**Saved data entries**
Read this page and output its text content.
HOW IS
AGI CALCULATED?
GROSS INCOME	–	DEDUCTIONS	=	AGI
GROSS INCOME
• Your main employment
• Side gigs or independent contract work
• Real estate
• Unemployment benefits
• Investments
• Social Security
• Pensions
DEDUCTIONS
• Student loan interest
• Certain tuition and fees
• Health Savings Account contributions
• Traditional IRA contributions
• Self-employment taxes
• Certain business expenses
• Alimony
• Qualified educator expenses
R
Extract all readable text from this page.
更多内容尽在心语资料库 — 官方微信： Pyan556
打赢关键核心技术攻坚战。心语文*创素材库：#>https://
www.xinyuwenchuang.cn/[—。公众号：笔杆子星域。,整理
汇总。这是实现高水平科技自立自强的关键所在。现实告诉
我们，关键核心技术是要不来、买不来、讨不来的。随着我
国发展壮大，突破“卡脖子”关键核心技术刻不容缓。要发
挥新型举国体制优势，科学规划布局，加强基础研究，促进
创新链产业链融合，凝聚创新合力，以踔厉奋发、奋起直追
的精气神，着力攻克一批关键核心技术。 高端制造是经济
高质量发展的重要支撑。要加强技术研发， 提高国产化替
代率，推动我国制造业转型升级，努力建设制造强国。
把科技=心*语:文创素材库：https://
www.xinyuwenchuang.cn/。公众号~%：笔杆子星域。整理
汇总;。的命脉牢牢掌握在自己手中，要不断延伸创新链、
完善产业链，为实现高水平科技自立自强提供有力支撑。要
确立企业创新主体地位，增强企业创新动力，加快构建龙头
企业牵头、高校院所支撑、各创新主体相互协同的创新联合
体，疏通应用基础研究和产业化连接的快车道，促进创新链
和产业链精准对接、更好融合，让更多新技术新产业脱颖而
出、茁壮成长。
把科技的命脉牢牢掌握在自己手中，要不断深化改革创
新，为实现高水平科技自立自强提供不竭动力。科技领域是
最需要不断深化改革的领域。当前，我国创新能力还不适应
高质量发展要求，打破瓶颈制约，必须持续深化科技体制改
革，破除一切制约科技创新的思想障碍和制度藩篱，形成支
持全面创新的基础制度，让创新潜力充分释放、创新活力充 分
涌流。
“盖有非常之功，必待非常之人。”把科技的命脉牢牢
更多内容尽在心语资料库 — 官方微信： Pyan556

**Work required**
Pick out the lines that include the word "expenses" and write them out.

**The solution**
• Certain business expenses
• Qualified educator expenses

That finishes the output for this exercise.